Instruction
Search the material for the word "treatment" and report each line where it turns up.

Records for the task
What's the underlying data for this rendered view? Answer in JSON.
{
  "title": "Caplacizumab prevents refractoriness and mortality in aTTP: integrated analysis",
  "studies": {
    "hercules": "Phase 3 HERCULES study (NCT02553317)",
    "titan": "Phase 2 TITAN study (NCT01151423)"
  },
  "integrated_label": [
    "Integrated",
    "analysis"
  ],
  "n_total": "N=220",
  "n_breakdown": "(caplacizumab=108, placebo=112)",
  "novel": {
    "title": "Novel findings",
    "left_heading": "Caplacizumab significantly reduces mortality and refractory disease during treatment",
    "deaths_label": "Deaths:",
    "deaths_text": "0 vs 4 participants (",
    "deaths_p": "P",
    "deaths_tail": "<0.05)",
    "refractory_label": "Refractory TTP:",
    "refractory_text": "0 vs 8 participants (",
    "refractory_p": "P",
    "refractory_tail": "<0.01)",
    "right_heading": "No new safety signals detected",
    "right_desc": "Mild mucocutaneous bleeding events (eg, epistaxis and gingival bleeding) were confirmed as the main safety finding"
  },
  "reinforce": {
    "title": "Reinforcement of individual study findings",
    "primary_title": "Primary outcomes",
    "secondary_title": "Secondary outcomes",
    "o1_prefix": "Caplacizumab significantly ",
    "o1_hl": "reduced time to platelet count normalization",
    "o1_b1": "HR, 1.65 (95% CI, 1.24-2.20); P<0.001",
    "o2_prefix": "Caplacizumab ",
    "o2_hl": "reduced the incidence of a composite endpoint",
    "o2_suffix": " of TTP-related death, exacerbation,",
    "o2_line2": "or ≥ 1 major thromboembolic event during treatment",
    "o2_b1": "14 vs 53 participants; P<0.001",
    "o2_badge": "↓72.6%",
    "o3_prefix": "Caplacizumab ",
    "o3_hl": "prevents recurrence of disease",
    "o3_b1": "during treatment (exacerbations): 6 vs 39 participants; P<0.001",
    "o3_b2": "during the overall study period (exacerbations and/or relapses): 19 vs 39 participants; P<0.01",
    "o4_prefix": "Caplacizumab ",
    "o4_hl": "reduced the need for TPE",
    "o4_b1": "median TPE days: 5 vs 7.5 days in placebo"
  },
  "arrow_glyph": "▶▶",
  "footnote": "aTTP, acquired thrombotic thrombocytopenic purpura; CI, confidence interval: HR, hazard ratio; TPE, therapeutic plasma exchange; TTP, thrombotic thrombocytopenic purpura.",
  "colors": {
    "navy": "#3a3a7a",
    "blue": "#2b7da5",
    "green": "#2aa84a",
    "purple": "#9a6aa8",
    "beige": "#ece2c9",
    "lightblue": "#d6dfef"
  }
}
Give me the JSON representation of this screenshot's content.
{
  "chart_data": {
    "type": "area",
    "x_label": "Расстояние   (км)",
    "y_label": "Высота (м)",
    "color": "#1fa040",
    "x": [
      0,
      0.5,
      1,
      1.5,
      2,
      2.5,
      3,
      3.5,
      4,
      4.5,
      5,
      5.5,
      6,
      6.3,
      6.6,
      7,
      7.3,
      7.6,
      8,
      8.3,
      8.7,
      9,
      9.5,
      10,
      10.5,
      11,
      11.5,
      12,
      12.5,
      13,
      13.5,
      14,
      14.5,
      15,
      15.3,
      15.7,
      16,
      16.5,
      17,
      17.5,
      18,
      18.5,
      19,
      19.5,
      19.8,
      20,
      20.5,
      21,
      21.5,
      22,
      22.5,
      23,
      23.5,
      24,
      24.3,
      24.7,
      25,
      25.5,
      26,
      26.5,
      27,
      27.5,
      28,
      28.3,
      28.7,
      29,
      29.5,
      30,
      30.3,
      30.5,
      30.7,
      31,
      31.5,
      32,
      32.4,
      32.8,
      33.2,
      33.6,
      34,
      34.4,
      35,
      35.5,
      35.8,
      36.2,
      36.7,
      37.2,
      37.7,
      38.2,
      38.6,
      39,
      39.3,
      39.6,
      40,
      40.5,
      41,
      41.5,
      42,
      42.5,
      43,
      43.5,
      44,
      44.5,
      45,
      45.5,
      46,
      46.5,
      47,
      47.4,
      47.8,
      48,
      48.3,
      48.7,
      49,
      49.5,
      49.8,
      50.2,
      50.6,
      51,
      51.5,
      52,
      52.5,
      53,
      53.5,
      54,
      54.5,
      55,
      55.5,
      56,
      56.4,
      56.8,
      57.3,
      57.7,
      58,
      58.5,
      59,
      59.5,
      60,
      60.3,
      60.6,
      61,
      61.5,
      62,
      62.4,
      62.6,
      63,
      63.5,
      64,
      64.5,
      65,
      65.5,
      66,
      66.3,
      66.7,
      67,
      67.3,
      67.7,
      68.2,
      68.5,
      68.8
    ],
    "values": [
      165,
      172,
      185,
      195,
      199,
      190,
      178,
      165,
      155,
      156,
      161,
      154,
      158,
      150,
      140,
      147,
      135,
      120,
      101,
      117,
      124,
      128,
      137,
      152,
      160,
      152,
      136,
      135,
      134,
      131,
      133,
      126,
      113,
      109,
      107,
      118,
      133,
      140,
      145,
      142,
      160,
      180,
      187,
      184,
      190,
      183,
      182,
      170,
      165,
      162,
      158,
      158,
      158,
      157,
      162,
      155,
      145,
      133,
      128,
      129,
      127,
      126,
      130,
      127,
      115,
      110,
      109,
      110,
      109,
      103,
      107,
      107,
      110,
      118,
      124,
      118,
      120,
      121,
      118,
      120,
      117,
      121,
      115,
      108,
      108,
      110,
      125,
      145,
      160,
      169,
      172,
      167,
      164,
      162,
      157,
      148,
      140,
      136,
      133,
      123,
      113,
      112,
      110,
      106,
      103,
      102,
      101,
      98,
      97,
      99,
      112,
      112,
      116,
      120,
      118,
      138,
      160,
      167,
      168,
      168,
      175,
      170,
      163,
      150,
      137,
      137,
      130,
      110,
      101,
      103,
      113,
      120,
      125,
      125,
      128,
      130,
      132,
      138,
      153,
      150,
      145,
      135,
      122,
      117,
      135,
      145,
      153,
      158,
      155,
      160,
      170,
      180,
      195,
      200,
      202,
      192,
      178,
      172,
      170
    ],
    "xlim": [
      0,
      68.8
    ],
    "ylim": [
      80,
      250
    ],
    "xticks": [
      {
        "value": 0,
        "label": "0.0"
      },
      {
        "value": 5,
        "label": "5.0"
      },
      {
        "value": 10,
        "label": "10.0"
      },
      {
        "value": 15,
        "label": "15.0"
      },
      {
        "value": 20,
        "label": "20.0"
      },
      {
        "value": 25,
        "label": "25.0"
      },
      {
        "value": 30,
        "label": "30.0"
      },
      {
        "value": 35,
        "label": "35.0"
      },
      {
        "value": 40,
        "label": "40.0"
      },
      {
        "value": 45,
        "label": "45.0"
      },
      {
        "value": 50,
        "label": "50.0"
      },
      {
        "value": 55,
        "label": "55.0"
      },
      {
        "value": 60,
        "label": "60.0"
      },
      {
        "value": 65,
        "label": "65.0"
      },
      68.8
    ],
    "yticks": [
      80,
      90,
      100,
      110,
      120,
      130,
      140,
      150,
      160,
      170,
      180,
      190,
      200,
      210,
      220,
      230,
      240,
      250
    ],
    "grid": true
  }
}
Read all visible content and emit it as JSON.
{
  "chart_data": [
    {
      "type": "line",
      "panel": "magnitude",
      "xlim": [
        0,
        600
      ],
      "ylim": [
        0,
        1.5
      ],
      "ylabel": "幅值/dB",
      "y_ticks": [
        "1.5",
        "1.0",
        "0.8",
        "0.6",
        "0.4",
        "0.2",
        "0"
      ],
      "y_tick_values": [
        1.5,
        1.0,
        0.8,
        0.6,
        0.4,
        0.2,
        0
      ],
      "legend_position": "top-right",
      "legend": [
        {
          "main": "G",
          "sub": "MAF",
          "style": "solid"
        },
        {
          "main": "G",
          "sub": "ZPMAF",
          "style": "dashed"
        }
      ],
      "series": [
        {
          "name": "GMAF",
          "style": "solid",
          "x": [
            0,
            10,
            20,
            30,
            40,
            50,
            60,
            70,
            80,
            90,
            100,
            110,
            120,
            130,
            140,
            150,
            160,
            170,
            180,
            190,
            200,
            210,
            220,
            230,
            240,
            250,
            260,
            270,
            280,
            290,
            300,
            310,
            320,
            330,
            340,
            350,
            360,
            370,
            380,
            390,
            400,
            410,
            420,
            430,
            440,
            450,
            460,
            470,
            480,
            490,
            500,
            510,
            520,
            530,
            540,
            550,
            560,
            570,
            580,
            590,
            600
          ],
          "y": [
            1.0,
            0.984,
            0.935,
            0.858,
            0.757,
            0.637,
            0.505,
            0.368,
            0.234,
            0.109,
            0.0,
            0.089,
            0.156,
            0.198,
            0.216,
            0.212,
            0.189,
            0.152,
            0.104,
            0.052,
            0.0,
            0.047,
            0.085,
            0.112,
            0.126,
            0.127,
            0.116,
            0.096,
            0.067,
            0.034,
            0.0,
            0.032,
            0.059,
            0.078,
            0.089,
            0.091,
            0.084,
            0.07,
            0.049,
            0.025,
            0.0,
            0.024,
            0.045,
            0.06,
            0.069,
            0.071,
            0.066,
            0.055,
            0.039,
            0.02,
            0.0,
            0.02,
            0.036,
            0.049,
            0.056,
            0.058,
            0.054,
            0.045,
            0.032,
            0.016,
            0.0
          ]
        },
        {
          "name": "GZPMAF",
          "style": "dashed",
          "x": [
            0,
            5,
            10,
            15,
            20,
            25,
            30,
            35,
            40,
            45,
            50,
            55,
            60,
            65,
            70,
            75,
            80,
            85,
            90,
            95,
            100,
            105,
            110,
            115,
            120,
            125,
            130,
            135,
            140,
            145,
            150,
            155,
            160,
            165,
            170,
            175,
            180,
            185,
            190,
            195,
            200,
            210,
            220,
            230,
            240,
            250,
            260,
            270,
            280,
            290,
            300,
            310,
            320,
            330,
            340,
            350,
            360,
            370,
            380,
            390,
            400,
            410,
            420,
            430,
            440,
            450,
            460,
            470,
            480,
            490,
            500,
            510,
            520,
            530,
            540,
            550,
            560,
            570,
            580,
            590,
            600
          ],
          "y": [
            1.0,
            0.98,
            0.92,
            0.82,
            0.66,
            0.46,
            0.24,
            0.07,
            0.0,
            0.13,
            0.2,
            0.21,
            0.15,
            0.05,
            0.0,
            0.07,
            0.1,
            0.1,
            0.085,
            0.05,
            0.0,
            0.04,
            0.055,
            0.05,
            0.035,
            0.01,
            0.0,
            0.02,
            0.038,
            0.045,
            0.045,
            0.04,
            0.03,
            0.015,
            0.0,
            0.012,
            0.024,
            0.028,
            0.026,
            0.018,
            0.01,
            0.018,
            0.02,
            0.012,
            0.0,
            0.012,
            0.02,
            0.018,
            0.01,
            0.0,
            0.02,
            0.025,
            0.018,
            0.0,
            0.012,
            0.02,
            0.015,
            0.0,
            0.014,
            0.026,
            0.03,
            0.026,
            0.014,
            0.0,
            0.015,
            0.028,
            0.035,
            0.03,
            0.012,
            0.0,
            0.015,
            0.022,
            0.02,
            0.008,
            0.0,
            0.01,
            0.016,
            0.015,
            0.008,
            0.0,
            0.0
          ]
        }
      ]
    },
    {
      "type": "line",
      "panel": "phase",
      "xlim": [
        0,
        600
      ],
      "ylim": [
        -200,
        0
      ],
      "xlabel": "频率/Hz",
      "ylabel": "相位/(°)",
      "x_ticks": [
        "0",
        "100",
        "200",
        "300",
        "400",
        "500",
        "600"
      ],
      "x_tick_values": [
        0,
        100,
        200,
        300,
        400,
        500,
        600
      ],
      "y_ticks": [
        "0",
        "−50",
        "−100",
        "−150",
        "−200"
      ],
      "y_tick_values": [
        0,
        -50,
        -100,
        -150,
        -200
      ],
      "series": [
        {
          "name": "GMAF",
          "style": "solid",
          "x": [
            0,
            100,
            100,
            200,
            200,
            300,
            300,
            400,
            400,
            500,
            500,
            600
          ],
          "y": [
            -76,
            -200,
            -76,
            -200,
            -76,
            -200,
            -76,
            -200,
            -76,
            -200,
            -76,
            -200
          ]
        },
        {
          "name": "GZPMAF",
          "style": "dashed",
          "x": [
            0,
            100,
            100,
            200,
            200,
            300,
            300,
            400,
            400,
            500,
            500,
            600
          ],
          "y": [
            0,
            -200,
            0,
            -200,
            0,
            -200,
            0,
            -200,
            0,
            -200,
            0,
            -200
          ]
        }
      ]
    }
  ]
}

Result of the task
    "left_heading": "Caplacizumab significantly reduces mortality and refractory disease during treatment",
    "o2_line2": "or ≥ 1 major thromboembolic event during treatment",
    "o3_b1": "during treatment (exacerbations): 6 vs 39 participants; P<0.001",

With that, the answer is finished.